• **EXTRACTED RECORDS**
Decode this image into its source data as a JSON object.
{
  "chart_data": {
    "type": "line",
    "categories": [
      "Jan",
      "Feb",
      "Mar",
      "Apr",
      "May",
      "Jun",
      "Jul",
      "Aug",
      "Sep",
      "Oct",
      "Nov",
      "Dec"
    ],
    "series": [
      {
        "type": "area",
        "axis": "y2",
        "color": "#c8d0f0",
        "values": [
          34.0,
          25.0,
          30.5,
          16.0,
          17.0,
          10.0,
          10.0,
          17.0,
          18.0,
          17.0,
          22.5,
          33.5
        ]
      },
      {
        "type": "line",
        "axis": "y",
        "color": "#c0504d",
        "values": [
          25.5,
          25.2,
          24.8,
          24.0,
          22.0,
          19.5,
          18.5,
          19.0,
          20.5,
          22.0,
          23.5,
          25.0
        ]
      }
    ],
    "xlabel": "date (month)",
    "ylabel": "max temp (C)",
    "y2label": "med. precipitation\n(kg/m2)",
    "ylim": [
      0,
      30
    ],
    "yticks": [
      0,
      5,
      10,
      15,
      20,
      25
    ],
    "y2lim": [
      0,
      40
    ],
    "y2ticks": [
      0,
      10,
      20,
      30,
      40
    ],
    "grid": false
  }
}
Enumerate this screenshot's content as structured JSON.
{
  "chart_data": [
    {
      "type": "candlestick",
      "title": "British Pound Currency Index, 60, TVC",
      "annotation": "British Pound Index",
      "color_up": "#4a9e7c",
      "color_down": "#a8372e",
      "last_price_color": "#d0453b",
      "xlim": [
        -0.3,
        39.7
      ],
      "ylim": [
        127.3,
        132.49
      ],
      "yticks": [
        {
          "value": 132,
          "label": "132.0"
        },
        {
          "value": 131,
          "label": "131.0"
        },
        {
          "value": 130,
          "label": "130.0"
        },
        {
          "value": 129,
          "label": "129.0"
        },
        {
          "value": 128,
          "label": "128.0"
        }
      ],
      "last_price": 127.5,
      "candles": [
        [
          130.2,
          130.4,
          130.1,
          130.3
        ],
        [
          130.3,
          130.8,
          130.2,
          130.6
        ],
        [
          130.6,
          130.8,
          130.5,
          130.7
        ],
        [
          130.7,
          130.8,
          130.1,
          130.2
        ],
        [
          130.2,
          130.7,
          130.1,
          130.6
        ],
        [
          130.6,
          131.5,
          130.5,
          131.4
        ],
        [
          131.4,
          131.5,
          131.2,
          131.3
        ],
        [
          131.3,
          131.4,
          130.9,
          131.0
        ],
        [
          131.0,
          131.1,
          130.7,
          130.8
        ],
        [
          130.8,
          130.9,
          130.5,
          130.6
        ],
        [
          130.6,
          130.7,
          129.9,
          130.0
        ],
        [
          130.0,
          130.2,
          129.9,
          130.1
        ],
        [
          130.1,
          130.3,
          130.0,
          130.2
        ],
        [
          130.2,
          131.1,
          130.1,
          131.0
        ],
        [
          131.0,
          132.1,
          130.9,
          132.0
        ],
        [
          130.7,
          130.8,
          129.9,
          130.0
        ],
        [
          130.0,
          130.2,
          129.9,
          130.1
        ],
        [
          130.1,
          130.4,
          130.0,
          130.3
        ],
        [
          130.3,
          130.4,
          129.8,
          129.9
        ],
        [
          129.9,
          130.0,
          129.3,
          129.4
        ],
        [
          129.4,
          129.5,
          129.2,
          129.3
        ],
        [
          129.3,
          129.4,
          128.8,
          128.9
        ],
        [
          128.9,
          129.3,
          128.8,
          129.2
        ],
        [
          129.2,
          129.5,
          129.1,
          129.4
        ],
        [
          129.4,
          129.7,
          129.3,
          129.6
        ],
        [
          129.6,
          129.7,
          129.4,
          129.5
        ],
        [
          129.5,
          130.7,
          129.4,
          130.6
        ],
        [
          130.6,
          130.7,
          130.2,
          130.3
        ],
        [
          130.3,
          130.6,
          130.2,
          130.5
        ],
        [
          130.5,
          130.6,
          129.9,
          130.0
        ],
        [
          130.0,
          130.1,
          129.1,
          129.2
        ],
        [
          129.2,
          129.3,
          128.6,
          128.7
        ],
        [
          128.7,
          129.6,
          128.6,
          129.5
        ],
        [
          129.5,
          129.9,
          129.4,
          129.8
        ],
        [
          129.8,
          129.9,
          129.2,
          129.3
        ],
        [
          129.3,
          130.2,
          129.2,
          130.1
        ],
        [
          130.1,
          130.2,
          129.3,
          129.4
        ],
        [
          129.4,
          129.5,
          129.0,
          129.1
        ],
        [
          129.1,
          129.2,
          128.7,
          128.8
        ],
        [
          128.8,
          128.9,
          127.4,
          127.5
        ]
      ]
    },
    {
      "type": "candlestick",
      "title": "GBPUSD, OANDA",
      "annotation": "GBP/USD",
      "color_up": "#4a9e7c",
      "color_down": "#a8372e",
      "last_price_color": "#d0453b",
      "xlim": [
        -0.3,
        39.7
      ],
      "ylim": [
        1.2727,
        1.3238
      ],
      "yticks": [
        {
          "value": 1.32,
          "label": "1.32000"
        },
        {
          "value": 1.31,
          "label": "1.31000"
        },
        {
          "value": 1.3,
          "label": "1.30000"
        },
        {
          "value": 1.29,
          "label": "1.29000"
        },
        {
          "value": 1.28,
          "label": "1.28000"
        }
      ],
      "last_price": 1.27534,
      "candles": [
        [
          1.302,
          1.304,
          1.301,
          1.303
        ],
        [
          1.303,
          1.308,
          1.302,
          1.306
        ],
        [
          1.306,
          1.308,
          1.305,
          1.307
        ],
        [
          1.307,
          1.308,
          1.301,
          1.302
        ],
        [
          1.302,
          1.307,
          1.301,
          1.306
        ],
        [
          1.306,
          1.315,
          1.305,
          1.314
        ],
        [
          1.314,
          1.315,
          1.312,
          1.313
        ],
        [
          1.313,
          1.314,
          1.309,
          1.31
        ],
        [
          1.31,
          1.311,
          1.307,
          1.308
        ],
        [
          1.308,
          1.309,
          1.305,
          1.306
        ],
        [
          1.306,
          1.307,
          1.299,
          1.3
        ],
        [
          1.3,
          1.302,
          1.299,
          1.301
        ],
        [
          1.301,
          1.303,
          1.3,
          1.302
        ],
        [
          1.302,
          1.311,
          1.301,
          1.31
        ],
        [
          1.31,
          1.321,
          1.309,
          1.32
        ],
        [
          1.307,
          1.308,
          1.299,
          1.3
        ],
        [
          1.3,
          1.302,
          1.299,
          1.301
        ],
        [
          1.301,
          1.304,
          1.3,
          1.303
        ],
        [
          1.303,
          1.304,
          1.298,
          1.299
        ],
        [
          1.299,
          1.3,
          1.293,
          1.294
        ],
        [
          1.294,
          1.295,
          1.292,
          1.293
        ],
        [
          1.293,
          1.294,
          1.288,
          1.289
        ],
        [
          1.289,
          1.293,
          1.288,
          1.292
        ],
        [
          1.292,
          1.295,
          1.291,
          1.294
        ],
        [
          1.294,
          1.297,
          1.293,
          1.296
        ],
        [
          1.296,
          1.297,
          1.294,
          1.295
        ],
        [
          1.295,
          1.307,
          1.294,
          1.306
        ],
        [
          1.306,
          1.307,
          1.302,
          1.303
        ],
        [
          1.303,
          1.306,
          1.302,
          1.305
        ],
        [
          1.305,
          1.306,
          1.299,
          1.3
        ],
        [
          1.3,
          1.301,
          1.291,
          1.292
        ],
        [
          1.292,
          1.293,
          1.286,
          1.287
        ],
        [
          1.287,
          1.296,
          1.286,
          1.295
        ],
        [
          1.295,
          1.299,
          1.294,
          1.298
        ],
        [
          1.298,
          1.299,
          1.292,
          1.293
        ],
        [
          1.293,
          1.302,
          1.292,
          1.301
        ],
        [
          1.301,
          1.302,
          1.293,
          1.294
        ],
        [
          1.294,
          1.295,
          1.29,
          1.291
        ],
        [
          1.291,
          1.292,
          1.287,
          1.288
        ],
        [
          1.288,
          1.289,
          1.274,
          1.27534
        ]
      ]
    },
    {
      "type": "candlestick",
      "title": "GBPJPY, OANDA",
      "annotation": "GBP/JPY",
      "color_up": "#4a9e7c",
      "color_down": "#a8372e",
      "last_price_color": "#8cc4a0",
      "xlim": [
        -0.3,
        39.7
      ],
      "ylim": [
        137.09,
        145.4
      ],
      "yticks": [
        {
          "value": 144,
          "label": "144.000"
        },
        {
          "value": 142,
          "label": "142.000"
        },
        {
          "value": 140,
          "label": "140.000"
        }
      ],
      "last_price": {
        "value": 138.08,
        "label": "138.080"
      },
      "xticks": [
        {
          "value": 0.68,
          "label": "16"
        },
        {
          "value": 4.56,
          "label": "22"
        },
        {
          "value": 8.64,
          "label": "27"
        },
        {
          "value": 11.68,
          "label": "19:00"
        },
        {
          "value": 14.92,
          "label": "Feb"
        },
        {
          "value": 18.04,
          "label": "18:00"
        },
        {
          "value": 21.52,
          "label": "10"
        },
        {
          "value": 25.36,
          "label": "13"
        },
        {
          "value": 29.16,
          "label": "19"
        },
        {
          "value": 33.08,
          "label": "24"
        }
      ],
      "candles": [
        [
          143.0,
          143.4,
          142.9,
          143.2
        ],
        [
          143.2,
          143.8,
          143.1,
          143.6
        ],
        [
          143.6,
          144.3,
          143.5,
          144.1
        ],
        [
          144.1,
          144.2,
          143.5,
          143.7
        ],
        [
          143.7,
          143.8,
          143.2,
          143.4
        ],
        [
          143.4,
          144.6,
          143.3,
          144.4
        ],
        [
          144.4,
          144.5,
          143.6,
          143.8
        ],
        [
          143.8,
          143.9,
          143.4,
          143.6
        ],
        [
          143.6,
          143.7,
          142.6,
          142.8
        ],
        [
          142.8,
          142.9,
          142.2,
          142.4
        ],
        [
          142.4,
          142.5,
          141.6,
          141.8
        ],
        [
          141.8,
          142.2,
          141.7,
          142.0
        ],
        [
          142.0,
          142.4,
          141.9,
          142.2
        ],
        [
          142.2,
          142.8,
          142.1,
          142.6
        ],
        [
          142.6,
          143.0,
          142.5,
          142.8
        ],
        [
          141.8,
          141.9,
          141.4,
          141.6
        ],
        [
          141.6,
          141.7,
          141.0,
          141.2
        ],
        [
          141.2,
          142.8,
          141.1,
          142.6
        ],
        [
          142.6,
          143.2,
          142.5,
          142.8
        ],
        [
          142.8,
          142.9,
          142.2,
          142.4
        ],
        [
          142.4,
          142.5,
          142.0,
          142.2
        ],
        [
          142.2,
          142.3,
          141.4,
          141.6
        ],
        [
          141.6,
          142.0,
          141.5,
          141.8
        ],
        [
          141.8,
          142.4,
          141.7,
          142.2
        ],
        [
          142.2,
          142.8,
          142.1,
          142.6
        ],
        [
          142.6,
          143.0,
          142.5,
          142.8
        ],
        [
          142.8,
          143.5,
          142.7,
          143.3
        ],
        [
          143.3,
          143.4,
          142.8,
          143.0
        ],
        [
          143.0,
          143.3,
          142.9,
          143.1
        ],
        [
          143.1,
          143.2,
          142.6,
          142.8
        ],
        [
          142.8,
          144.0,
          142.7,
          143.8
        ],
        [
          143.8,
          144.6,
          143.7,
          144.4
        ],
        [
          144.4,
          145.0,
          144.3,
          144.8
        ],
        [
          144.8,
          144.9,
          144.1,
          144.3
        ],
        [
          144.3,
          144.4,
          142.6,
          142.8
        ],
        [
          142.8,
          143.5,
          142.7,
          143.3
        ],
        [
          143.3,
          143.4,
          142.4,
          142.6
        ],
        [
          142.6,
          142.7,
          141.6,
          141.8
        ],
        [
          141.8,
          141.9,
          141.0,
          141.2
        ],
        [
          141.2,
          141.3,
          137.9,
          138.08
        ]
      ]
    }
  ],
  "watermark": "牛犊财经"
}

• **PROBLEM TO WORK ON**
Say how many lines contain "title", and give nothing but that number.

• **ANSWER BELOW**
3